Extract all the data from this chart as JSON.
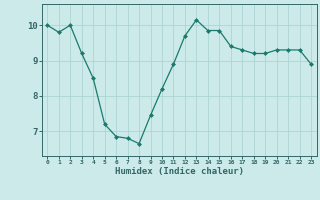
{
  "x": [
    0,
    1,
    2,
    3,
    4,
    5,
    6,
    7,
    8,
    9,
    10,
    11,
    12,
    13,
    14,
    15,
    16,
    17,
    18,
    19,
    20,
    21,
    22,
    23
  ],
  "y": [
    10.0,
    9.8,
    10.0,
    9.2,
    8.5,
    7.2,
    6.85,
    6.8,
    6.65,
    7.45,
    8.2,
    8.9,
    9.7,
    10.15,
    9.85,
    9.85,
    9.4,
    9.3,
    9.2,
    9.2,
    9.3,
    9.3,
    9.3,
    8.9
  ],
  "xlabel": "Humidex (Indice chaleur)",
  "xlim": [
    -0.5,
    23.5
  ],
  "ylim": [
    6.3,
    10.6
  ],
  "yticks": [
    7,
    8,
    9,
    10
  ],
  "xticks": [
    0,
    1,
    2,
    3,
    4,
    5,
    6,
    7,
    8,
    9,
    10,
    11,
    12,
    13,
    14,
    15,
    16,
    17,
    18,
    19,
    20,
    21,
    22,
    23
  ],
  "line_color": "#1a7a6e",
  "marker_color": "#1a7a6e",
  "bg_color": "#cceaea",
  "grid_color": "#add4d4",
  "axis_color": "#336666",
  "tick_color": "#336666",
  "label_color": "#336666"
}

▬▬▬▬▬▬▬▬▬▬

Exercise: All of the entries above should be copied exactly, except for the pictures.

Task answer:
Extract all the data from this chart as JSON.
{
  "x": [
    0,
    1,
    2,
    3,
    4,
    5,
    6,
    7,
    8,
    9,
    10,
    11,
    12,
    13,
    14,
    15,
    16,
    17,
    18,
    19,
    20,
    21,
    22,
    23
  ],
  "y": [
    10.0,
    9.8,
    10.0,
    9.2,
    8.5,
    7.2,
    6.85,
    6.8,
    6.65,
    7.45,
    8.2,
    8.9,
    9.7,
    10.15,
    9.85,
    9.85,
    9.4,
    9.3,
    9.2,
    9.2,
    9.3,
    9.3,
    9.3,
    8.9
  ],
  "xlabel": "Humidex (Indice chaleur)",
  "xlim": [
    -0.5,
    23.5
  ],
  "ylim": [
    6.3,
    10.6
  ],
  "yticks": [
    7,
    8,
    9,
    10
  ],
  "xticks": [
    0,
    1,
    2,
    3,
    4,
    5,
    6,
    7,
    8,
    9,
    10,
    11,
    12,
    13,
    14,
    15,
    16,
    17,
    18,
    19,
    20,
    21,
    22,
    23
  ],
  "line_color": "#1a7a6e",
  "marker_color": "#1a7a6e",
  "bg_color": "#cceaea",
  "grid_color": "#add4d4",
  "axis_color": "#336666",
  "tick_color": "#336666",
  "label_color": "#336666"
}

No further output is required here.